## Work instructions
Rewrite the data below with every "bbox" replaced by "box", leaving everything else unchanged. Omit the pictures from your answer.

## Input material
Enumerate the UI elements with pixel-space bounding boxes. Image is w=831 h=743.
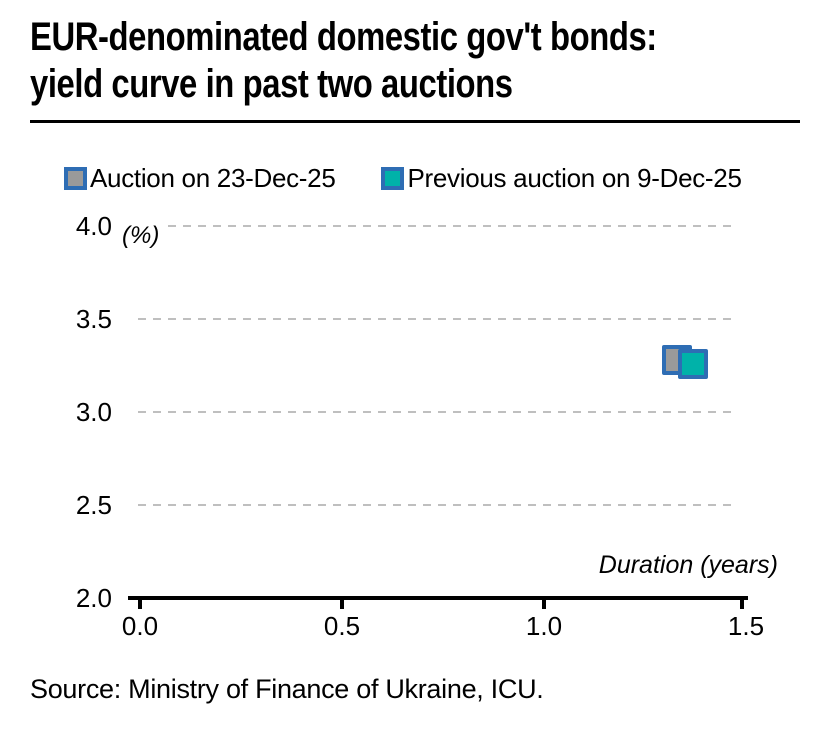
- x-tick-label-1.5: 1.5: [727, 611, 765, 641]
- gridline-y-2.5: [138, 504, 738, 506]
- y-tick-label-3.0: 3.0: [75, 397, 112, 427]
- legend: Auction on 23-Dec-25 Previous auction on…: [64, 163, 742, 194]
- x-tick-mark-1.0: [542, 596, 546, 609]
- x-tick-mark-0.5: [340, 596, 344, 609]
- legend-label-auction-23-dec-25: Auction on 23-Dec-25: [90, 163, 336, 193]
- legend-label-previous-auction-9-dec-25: Previous auction on 9-Dec-25: [407, 163, 742, 193]
- legend-swatch-teal-square-icon: [381, 167, 405, 190]
- gridline-y-3.5: [138, 318, 738, 320]
- title-divider-rule: [30, 120, 800, 123]
- x-tick-mark-1.5: [740, 596, 744, 609]
- legend-swatch-gray-square-icon: [64, 167, 87, 190]
- data-point-marker-previous-auction-on-9-dec-25: [678, 348, 709, 379]
- x-tick-label-1.0: 1.0: [525, 611, 563, 641]
- gridline-y-3.0: [138, 411, 738, 413]
- gridline-y-4.0: [138, 225, 738, 227]
- x-tick-mark-0.0: [138, 596, 142, 609]
- source-note: Source: Ministry of Finance of Ukraine, …: [30, 674, 544, 704]
- y-axis-unit-label: (%): [120, 222, 166, 254]
- legend-item-previous-auction-9-dec-25: Previous auction on 9-Dec-25: [381, 163, 742, 194]
- x-tick-label-0.0: 0.0: [121, 611, 159, 641]
- x-tick-label-0.5: 0.5: [323, 611, 361, 641]
- chart-title: EUR-denominated domestic gov't bonds: yi…: [30, 14, 817, 108]
- chart-title-line-1: EUR-denominated domestic gov't bonds:: [30, 15, 657, 59]
- y-tick-label-4.0: 4.0: [75, 211, 112, 241]
- y-tick-label-2.0: 2.0: [75, 583, 112, 613]
- y-tick-label-3.5: 3.5: [75, 304, 112, 334]
- x-axis-line: [128, 596, 748, 600]
- x-axis-title: Duration (years): [598, 551, 778, 579]
- chart-title-line-2: yield curve in past two auctions: [30, 62, 513, 106]
- y-tick-label-2.5: 2.5: [75, 490, 112, 520]
- legend-item-auction-23-dec-25: Auction on 23-Dec-25: [64, 163, 336, 194]
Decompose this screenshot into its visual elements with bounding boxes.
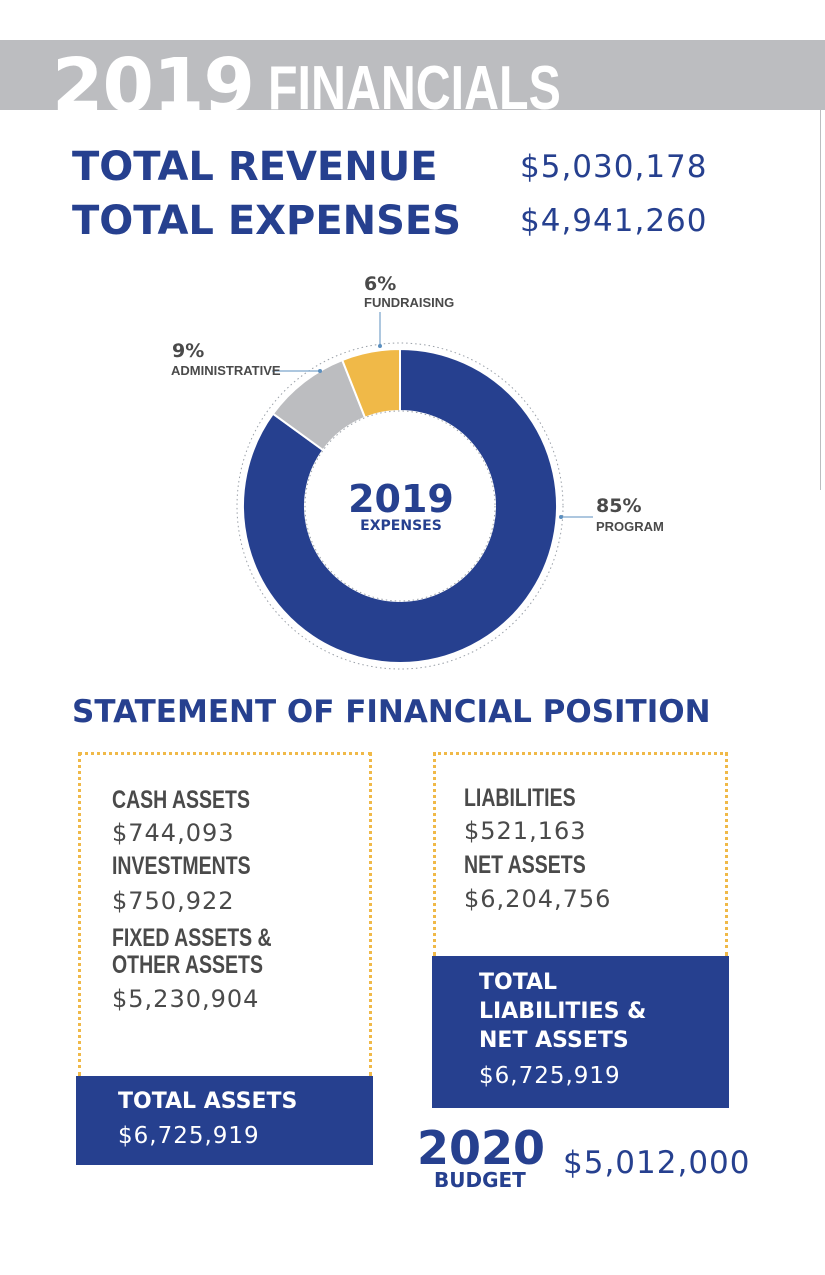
fundraising-leader-dot bbox=[378, 344, 382, 348]
donut-outer-dotted-ring bbox=[236, 342, 564, 670]
investments-label: INVESTMENTS bbox=[112, 852, 251, 880]
net-assets-value: $6,204,756 bbox=[464, 885, 612, 913]
cash-assets-value: $744,093 bbox=[112, 819, 235, 847]
program-pct-label: 85% bbox=[596, 495, 641, 517]
total-expenses-value: $4,941,260 bbox=[520, 203, 708, 239]
administrative-leader-dot bbox=[318, 369, 322, 373]
total-liabilities-label-line3: NET ASSETS bbox=[479, 1028, 629, 1053]
total-liabilities-label-line1: TOTAL bbox=[479, 970, 558, 995]
donut-center-title: 2019 bbox=[348, 477, 454, 521]
header-year: 2019 bbox=[52, 43, 255, 110]
donut-inner-dotted-ring bbox=[304, 410, 496, 602]
donut-slices bbox=[242, 347, 558, 664]
total-liabilities-value: $6,725,919 bbox=[479, 1063, 621, 1089]
total-expenses-label: TOTAL EXPENSES bbox=[72, 198, 462, 244]
total-liabilities-label-line2: LIABILITIES & bbox=[479, 999, 647, 1024]
budget-year: 2020 bbox=[417, 1121, 546, 1175]
expenses-donut-chart: 2019 EXPENSES 6% FUNDRAISING 9% ADMINIST… bbox=[171, 273, 664, 670]
administrative-pct-label: 9% bbox=[172, 340, 204, 362]
fixed-assets-label-line2: OTHER ASSETS bbox=[112, 951, 263, 979]
fundraising-pct-label: 6% bbox=[364, 273, 396, 295]
fundraising-name-label: FUNDRAISING bbox=[364, 295, 454, 310]
total-revenue-value: $5,030,178 bbox=[520, 149, 708, 185]
cash-assets-label: CASH ASSETS bbox=[112, 786, 250, 814]
liabilities-dotted-box bbox=[433, 752, 728, 956]
total-assets-box: TOTAL ASSETS $6,725,919 bbox=[76, 1076, 373, 1165]
total-liabilities-box: TOTAL LIABILITIES & NET ASSETS $6,725,91… bbox=[432, 956, 729, 1108]
administrative-name-label: ADMINISTRATIVE bbox=[171, 363, 281, 378]
liabilities-label: LIABILITIES bbox=[464, 784, 576, 812]
right-divider bbox=[820, 110, 821, 490]
donut-center-subtitle: EXPENSES bbox=[360, 518, 442, 534]
total-assets-value: $6,725,919 bbox=[118, 1123, 260, 1149]
net-assets-label: NET ASSETS bbox=[464, 851, 586, 879]
total-assets-label: TOTAL ASSETS bbox=[118, 1089, 298, 1114]
fixed-assets-value: $5,230,904 bbox=[112, 985, 260, 1013]
investments-value: $750,922 bbox=[112, 887, 235, 915]
budget-value: $5,012,000 bbox=[563, 1145, 751, 1181]
liabilities-value: $521,163 bbox=[464, 817, 587, 845]
program-name-label: PROGRAM bbox=[596, 519, 664, 534]
assets-dotted-box bbox=[78, 752, 372, 1076]
program-leader-dot bbox=[559, 515, 563, 519]
header-band: 2019 FINANCIALS bbox=[0, 40, 825, 110]
statement-title: STATEMENT OF FINANCIAL POSITION bbox=[72, 694, 711, 730]
header-title: FINANCIALS bbox=[268, 54, 561, 110]
budget-label: BUDGET bbox=[434, 1168, 526, 1192]
fixed-assets-label-line1: FIXED ASSETS & bbox=[112, 924, 272, 952]
total-revenue-label: TOTAL REVENUE bbox=[72, 144, 438, 190]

## Response
Enumerate the UI elements with pixel-space bounding boxes. Image is w=831 h=743.
- x-tick-label-1.5: 1.5: [727, 611, 765, 641]
- gridline-y-2.5: [138, 504, 738, 506]
- y-tick-label-3.0: 3.0: [75, 397, 112, 427]
- legend: Auction on 23-Dec-25 Previous auction on…: [64, 163, 742, 194]
- x-tick-mark-1.0: [542, 596, 546, 609]
- x-tick-mark-0.5: [340, 596, 344, 609]
- legend-label-auction-23-dec-25: Auction on 23-Dec-25: [90, 163, 336, 193]
- legend-label-previous-auction-9-dec-25: Previous auction on 9-Dec-25: [407, 163, 742, 193]
- legend-swatch-teal-square-icon: [381, 167, 405, 190]
- gridline-y-3.5: [138, 318, 738, 320]
- title-divider-rule: [30, 120, 800, 123]
- x-tick-mark-1.5: [740, 596, 744, 609]
- legend-swatch-gray-square-icon: [64, 167, 87, 190]
- data-point-marker-previous-auction-on-9-dec-25: [678, 348, 709, 379]
- x-tick-label-1.0: 1.0: [525, 611, 563, 641]
- gridline-y-3.0: [138, 411, 738, 413]
- gridline-y-4.0: [138, 225, 738, 227]
- x-tick-mark-0.0: [138, 596, 142, 609]
- source-note: Source: Ministry of Finance of Ukraine, …: [30, 674, 544, 704]
- y-axis-unit-label: (%): [120, 222, 166, 254]
- legend-item-previous-auction-9-dec-25: Previous auction on 9-Dec-25: [381, 163, 742, 194]
- x-tick-label-0.0: 0.0: [121, 611, 159, 641]
- x-tick-label-0.5: 0.5: [323, 611, 361, 641]
- chart-title: EUR-denominated domestic gov't bonds: yi…: [30, 14, 817, 108]
- chart-title-line-1: EUR-denominated domestic gov't bonds:: [30, 15, 657, 59]
- y-tick-label-4.0: 4.0: [75, 211, 112, 241]
- y-tick-label-2.0: 2.0: [75, 583, 112, 613]
- y-tick-label-3.5: 3.5: [75, 304, 112, 334]
- x-axis-line: [128, 596, 748, 600]
- x-axis-title: Duration (years): [598, 551, 778, 579]
- chart-title-line-2: yield curve in past two auctions: [30, 62, 513, 106]
- y-tick-label-2.5: 2.5: [75, 490, 112, 520]
- legend-item-auction-23-dec-25: Auction on 23-Dec-25: [64, 163, 336, 194]
Decompose this screenshot into its visual elements with bounding boxes.
fundraising-leader-dot box=[378, 344, 382, 348]
donut-outer-dotted-ring box=[236, 342, 564, 670]
investments-label: INVESTMENTS box=[112, 852, 251, 880]
net-assets-value: $6,204,756 box=[464, 885, 612, 913]
cash-assets-value: $744,093 box=[112, 819, 235, 847]
program-pct-label: 85% box=[596, 495, 641, 517]
total-expenses-value: $4,941,260 box=[520, 203, 708, 239]
administrative-leader-dot box=[318, 369, 322, 373]
total-liabilities-label-line3: NET ASSETS box=[479, 1028, 629, 1053]
total-liabilities-label-line1: TOTAL box=[479, 970, 558, 995]
donut-center-title: 2019 box=[348, 477, 454, 521]
header-year: 2019 box=[52, 43, 255, 110]
donut-inner-dotted-ring box=[304, 410, 496, 602]
donut-slices box=[242, 347, 558, 664]
total-liabilities-value: $6,725,919 box=[479, 1063, 621, 1089]
total-expenses-label: TOTAL EXPENSES box=[72, 198, 462, 244]
total-liabilities-label-line2: LIABILITIES & box=[479, 999, 647, 1024]
budget-year: 2020 box=[417, 1121, 546, 1175]
expenses-donut-chart: 2019 EXPENSES 6% FUNDRAISING 9% ADMINIST… box=[171, 273, 664, 670]
administrative-pct-label: 9% box=[172, 340, 204, 362]
fixed-assets-label-line2: OTHER ASSETS box=[112, 951, 263, 979]
fundraising-pct-label: 6% box=[364, 273, 396, 295]
fundraising-name-label: FUNDRAISING box=[364, 295, 454, 310]
total-revenue-value: $5,030,178 box=[520, 149, 708, 185]
cash-assets-label: CASH ASSETS box=[112, 786, 250, 814]
liabilities-dotted-box box=[433, 752, 728, 956]
total-assets-box: TOTAL ASSETS $6,725,919 box=[76, 1076, 373, 1165]
total-liabilities-box: TOTAL LIABILITIES & NET ASSETS $6,725,91… box=[432, 956, 729, 1108]
administrative-name-label: ADMINISTRATIVE box=[171, 363, 281, 378]
liabilities-label: LIABILITIES box=[464, 784, 576, 812]
right-divider box=[820, 110, 821, 490]
donut-center-subtitle: EXPENSES box=[360, 518, 442, 534]
total-assets-value: $6,725,919 box=[118, 1123, 260, 1149]
net-assets-label: NET ASSETS box=[464, 851, 586, 879]
total-assets-label: TOTAL ASSETS box=[118, 1089, 298, 1114]
fixed-assets-value: $5,230,904 box=[112, 985, 260, 1013]
investments-value: $750,922 box=[112, 887, 235, 915]
budget-value: $5,012,000 box=[563, 1145, 751, 1181]
liabilities-value: $521,163 box=[464, 817, 587, 845]
program-name-label: PROGRAM box=[596, 519, 664, 534]
assets-dotted-box box=[78, 752, 372, 1076]
program-leader-dot box=[559, 515, 563, 519]
header-band: 2019 FINANCIALS box=[0, 40, 825, 110]
statement-title: STATEMENT OF FINANCIAL POSITION box=[72, 694, 711, 730]
header-title: FINANCIALS box=[268, 54, 561, 110]
budget-label: BUDGET box=[434, 1168, 526, 1192]
fixed-assets-label-line1: FIXED ASSETS & box=[112, 924, 272, 952]
total-revenue-label: TOTAL REVENUE box=[72, 144, 438, 190]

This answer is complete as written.